**What the task asks**: Report how many lines contain the word "regret"; answer with the number only.

**Dataset content**:

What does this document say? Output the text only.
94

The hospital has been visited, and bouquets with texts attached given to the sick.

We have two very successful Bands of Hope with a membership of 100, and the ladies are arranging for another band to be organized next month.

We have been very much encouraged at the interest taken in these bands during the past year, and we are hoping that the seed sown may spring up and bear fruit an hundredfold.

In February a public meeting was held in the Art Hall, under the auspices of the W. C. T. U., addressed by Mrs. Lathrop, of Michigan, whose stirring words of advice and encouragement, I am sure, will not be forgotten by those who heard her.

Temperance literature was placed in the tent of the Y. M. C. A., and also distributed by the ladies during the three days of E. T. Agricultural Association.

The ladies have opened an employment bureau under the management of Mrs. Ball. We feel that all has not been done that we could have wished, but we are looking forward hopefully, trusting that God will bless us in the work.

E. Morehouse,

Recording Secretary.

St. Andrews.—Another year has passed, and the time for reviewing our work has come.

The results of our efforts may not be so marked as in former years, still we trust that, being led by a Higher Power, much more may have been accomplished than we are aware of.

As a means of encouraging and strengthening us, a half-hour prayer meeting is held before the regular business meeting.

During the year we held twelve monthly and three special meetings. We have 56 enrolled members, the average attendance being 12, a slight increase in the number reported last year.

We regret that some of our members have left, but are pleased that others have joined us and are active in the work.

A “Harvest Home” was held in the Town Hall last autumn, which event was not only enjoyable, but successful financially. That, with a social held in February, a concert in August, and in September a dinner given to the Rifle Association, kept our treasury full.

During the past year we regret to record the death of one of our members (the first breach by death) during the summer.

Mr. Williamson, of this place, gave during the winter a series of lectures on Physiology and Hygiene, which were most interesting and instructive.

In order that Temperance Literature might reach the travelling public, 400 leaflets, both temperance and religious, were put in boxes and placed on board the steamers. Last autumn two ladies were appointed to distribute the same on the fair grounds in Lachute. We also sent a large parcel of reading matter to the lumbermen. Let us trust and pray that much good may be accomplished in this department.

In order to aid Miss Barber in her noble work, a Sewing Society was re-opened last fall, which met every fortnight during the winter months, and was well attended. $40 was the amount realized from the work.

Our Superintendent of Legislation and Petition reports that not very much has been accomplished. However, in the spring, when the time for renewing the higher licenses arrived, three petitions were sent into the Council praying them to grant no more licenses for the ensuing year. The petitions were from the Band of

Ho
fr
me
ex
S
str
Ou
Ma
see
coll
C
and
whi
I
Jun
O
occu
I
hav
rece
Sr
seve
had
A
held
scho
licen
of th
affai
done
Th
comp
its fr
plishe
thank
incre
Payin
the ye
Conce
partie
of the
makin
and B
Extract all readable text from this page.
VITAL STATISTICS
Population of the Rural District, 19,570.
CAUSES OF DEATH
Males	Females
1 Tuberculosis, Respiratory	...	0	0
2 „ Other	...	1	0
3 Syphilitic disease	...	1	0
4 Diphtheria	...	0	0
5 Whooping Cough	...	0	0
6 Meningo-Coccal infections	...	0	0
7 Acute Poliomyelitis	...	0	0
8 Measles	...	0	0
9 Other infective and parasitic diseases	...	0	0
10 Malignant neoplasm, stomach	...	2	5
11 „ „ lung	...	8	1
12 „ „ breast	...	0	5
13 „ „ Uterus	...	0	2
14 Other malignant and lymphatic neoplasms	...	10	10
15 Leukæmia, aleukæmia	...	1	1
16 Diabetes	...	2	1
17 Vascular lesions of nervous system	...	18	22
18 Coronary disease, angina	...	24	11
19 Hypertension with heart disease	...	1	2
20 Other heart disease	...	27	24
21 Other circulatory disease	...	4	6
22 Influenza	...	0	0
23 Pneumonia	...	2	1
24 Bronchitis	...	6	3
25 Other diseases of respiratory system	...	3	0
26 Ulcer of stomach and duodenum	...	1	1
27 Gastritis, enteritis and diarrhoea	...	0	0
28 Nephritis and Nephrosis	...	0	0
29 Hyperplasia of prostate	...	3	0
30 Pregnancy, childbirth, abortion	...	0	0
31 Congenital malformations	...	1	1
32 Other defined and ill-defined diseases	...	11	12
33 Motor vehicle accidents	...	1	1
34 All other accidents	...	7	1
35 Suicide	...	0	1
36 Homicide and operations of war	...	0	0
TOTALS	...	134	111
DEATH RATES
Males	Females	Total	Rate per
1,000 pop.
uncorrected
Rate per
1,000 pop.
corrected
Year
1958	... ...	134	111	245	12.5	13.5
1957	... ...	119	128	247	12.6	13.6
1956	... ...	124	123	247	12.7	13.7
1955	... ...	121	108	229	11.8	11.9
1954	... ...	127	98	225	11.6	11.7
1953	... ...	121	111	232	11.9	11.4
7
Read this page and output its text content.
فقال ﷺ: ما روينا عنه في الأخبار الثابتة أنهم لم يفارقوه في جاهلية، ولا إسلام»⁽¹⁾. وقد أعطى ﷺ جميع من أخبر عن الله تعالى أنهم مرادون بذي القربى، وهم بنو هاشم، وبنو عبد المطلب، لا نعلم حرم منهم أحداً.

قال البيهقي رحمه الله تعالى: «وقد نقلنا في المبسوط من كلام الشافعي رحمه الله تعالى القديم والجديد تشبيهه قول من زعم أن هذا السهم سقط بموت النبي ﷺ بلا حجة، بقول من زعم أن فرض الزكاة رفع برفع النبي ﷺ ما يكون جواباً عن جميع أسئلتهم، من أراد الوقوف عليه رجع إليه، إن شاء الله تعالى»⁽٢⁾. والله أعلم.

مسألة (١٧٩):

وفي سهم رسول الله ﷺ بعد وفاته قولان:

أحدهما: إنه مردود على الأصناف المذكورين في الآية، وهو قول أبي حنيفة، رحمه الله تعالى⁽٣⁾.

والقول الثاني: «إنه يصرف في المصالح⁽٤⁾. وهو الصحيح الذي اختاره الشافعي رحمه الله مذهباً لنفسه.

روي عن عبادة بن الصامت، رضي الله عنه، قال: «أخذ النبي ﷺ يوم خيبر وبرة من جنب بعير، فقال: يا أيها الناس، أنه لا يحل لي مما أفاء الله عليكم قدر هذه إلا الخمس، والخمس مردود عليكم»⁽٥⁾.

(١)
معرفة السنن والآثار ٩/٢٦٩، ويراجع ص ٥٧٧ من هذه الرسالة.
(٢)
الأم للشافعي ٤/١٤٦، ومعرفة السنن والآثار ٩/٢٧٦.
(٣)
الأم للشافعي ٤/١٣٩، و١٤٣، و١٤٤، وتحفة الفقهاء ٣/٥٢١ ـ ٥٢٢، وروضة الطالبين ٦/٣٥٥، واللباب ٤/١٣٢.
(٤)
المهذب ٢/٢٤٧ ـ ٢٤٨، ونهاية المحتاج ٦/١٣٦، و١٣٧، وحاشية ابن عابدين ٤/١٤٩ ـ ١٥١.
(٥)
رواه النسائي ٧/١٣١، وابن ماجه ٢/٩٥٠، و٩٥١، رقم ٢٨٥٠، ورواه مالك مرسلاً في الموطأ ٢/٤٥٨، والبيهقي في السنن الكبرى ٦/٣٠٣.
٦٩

**Solution to the exercise**: 2